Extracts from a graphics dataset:
____________
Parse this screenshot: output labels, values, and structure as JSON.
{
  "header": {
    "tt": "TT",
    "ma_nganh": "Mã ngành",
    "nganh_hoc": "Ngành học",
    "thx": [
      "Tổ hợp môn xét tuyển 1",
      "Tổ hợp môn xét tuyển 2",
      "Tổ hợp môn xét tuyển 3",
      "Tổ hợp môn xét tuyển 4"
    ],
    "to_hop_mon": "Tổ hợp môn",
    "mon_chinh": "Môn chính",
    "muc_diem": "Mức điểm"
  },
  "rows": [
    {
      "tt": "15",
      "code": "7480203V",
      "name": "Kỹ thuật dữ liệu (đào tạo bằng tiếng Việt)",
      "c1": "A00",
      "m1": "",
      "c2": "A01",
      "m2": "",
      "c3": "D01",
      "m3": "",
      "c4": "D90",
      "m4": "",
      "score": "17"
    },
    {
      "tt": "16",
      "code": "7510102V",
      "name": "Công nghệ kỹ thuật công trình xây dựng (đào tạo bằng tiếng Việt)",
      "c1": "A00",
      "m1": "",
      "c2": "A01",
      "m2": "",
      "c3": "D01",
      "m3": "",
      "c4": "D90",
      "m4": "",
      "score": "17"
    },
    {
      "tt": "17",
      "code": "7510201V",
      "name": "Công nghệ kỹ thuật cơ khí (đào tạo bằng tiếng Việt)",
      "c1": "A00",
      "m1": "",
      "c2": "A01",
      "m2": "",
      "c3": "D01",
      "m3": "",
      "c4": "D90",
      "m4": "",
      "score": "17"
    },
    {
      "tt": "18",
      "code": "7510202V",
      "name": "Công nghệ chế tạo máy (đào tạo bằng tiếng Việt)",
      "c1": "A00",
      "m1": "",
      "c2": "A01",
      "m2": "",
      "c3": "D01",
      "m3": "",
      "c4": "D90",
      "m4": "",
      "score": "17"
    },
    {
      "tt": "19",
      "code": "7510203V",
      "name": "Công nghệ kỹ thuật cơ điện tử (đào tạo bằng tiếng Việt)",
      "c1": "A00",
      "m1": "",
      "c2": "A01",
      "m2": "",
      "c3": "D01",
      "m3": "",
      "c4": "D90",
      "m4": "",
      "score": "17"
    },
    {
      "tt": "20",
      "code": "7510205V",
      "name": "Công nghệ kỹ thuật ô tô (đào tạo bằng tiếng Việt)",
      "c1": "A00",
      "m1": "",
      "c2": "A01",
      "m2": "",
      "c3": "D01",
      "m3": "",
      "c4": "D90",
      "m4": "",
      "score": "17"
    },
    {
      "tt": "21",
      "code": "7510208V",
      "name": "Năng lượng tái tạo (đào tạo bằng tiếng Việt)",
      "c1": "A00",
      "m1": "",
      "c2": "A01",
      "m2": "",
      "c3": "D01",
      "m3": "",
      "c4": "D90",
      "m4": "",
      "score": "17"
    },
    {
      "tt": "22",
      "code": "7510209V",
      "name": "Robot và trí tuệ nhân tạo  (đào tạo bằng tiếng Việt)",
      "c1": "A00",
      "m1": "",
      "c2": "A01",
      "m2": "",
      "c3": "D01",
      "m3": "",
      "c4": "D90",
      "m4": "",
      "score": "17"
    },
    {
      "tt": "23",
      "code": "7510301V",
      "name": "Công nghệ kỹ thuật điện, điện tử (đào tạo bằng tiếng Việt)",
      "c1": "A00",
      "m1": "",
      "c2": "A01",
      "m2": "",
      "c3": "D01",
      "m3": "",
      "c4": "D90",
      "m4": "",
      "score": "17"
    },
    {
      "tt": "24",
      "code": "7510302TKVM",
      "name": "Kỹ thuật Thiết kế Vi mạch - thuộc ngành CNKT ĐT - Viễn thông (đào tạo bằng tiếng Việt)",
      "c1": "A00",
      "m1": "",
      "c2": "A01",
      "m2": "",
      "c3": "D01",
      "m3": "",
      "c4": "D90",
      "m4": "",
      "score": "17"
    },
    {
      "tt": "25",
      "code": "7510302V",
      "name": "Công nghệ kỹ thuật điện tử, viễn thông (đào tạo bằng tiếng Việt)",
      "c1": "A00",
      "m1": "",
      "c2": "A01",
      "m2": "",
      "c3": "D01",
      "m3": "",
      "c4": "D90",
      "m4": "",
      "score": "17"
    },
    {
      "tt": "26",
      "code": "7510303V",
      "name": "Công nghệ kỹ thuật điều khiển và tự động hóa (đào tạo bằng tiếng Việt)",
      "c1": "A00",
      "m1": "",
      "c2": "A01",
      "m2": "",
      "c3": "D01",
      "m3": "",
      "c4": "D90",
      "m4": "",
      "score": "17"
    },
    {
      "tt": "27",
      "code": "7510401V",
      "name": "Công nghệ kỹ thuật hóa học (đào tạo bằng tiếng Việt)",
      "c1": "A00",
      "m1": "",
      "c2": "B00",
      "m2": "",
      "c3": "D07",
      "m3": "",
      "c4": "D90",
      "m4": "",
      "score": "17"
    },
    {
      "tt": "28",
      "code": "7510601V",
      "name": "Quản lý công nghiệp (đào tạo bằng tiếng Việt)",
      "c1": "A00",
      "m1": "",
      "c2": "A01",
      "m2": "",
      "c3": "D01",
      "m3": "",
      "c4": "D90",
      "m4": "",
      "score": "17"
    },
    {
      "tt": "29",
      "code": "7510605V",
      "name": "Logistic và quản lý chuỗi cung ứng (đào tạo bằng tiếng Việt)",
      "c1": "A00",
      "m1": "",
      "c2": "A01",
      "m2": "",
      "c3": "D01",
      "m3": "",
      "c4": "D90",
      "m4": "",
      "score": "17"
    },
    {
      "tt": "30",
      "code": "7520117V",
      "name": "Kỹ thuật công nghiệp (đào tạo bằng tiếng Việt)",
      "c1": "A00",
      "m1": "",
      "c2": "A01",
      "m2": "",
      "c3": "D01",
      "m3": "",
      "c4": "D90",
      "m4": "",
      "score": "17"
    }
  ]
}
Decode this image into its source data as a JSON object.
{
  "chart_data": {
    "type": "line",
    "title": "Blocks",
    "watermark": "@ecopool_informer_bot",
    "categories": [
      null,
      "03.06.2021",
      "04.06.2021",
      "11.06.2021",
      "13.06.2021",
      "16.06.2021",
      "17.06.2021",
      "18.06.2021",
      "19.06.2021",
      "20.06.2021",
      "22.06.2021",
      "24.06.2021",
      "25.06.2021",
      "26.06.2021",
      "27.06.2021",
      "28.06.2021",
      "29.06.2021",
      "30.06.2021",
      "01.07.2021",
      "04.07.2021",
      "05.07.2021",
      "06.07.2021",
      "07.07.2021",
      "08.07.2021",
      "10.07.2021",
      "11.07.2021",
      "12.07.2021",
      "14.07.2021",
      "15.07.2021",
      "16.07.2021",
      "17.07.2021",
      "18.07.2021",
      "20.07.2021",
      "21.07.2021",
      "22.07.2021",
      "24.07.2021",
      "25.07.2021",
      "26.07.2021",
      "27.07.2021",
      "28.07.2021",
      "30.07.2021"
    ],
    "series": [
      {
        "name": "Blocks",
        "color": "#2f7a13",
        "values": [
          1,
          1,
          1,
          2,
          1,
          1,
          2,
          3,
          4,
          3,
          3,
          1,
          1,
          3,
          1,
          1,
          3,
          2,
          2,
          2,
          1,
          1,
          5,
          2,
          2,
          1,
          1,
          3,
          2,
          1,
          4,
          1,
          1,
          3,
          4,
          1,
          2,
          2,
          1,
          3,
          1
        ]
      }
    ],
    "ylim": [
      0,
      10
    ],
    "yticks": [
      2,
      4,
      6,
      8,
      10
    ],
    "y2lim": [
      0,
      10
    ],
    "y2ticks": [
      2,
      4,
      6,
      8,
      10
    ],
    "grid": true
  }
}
____________
» **Job**
Provide the count, and nothing else, of lines in the data above where the word "điện" occurs.

» **Complete answer**
3